### SET PROBLEM
Scan the records below. List lines holding "Sales".

### DATA RECORDS
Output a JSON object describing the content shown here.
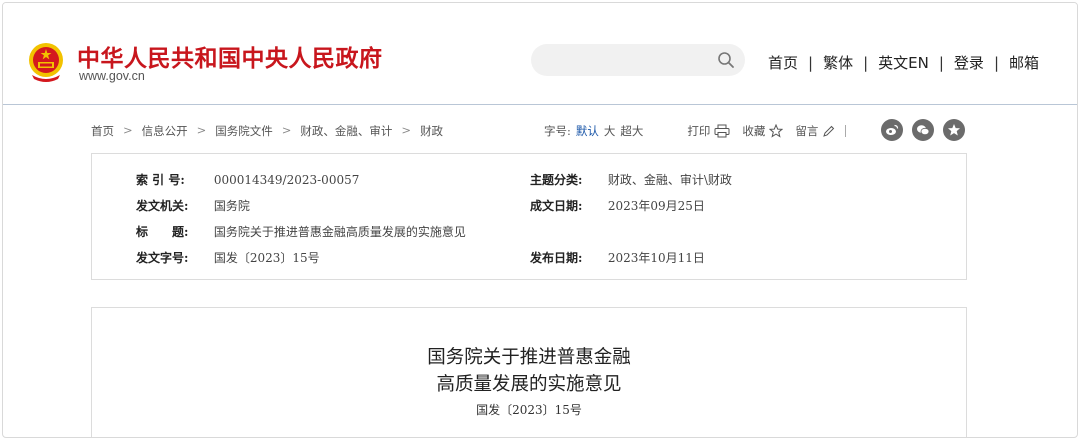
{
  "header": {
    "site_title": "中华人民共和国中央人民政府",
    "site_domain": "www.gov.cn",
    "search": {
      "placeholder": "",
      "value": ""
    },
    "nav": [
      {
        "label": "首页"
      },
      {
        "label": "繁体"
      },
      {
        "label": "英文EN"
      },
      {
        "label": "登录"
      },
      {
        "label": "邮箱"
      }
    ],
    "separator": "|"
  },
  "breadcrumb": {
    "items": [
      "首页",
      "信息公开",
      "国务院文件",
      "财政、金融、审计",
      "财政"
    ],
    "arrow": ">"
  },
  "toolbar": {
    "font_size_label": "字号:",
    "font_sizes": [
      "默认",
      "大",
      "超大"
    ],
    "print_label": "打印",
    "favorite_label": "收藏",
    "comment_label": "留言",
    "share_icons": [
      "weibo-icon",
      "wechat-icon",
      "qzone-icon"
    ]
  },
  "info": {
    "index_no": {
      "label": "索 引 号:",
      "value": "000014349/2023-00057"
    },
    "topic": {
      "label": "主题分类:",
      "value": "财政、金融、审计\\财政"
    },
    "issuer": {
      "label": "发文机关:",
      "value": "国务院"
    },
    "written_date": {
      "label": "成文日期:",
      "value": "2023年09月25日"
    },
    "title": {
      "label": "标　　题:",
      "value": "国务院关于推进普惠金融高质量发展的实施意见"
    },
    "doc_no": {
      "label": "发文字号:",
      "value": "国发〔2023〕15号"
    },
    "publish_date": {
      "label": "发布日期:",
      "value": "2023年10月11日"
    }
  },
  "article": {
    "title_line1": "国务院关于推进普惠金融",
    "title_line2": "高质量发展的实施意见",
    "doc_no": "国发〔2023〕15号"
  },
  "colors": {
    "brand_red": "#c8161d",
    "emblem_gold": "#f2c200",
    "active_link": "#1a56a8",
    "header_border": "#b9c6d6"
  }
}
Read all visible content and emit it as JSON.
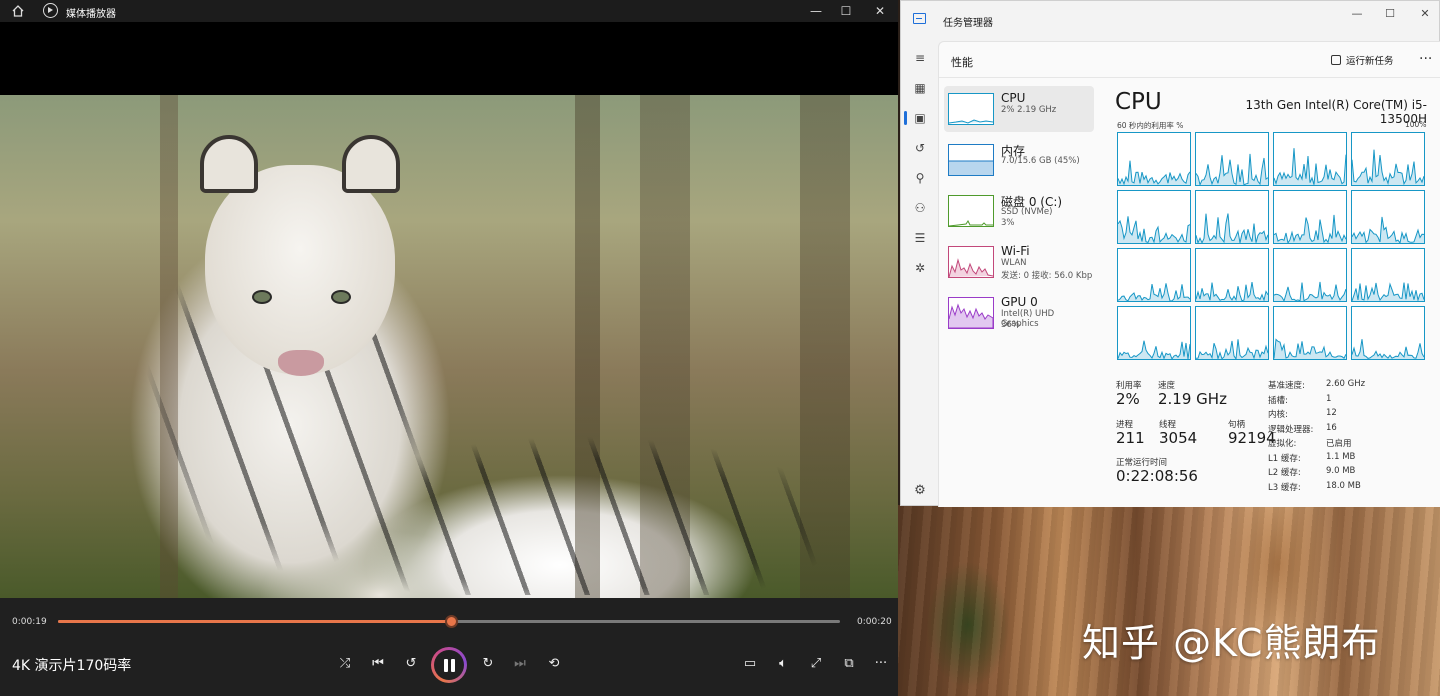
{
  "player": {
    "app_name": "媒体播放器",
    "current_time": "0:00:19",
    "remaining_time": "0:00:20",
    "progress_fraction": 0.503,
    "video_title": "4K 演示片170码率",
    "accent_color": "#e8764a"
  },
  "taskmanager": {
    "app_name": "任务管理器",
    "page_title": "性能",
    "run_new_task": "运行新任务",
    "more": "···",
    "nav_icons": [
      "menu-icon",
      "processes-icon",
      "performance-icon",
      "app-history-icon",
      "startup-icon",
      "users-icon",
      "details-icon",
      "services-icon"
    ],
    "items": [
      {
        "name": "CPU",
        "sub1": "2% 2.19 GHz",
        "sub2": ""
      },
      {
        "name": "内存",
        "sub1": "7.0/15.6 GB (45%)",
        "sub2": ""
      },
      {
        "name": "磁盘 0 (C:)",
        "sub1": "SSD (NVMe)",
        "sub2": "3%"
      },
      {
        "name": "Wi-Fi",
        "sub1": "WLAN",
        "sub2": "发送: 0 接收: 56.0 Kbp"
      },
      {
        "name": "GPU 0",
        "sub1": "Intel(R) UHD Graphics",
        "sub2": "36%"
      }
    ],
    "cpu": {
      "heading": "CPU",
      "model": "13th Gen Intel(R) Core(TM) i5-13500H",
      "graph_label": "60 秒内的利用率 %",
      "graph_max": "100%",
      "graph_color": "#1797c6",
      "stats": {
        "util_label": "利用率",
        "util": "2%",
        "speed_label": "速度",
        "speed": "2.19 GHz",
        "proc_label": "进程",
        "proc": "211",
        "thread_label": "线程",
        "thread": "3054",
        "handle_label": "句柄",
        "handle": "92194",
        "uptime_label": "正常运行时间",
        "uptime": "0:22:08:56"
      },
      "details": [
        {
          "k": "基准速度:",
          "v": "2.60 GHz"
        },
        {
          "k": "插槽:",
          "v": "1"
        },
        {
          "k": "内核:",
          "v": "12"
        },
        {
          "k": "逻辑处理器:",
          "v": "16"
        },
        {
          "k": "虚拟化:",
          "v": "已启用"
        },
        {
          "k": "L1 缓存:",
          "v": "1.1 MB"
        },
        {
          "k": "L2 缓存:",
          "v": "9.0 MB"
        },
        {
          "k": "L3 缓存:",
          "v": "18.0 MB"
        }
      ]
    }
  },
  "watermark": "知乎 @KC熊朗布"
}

==

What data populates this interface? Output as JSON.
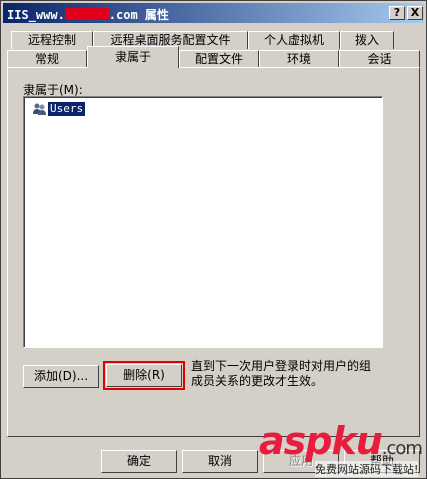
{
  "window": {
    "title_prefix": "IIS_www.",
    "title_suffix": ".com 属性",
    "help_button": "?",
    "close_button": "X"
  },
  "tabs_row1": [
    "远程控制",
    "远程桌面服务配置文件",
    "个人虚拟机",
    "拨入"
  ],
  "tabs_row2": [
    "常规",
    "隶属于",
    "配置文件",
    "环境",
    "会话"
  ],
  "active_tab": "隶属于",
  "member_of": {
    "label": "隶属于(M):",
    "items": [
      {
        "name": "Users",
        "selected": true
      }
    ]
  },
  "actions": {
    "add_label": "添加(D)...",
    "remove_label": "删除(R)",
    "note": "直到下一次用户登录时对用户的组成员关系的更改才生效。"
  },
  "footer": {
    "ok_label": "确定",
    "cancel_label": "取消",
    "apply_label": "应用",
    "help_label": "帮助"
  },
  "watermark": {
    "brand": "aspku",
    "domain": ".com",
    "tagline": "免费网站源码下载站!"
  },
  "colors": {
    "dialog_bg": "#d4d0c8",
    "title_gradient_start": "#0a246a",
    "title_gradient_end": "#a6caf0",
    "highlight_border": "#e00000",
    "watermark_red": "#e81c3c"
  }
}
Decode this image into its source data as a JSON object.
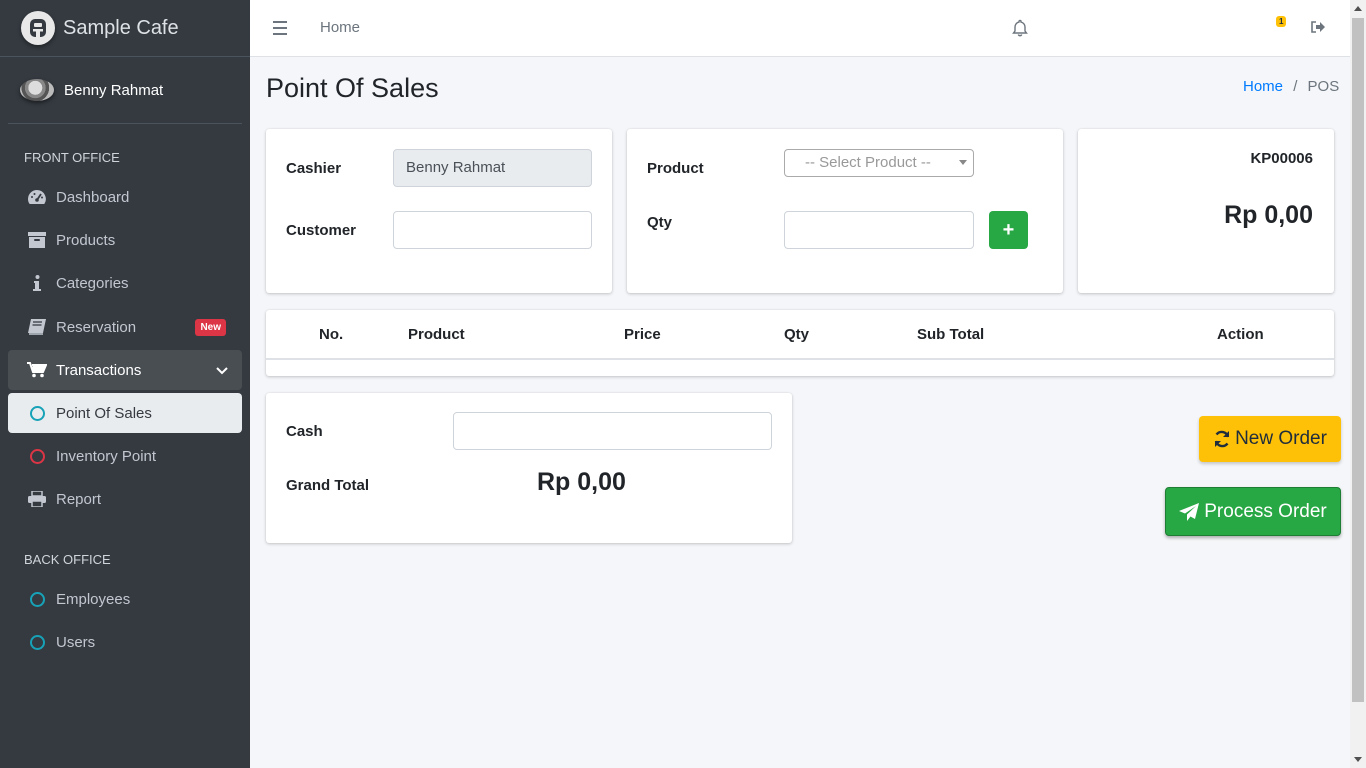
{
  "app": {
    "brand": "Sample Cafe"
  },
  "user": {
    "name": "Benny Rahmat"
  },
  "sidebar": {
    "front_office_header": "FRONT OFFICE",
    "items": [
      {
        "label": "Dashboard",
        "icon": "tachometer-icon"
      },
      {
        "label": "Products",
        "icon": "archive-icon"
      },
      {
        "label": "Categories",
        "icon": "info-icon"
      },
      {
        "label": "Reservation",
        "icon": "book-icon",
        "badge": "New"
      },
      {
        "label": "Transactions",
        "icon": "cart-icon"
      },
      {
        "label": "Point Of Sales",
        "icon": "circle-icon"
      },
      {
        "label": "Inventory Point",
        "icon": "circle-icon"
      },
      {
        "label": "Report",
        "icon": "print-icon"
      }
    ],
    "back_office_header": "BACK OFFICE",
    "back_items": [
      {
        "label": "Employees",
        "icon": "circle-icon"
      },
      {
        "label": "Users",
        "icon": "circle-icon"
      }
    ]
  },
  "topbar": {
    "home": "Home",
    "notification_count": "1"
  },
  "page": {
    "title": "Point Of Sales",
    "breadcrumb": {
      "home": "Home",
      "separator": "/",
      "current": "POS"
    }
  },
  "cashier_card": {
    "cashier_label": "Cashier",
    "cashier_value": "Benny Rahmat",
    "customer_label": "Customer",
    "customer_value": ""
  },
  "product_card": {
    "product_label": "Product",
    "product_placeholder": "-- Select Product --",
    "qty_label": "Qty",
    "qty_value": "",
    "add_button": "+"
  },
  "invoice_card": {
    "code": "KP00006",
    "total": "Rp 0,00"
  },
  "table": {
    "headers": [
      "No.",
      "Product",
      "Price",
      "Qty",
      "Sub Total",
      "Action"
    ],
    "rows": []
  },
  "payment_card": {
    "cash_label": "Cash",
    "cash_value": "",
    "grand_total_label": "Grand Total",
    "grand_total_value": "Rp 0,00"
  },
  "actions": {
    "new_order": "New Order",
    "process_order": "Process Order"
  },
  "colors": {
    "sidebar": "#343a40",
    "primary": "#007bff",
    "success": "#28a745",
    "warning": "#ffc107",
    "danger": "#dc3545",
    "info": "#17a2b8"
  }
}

### THE ANSWER
        "label": "Point Of Sales",
    "title": "Point Of Sales",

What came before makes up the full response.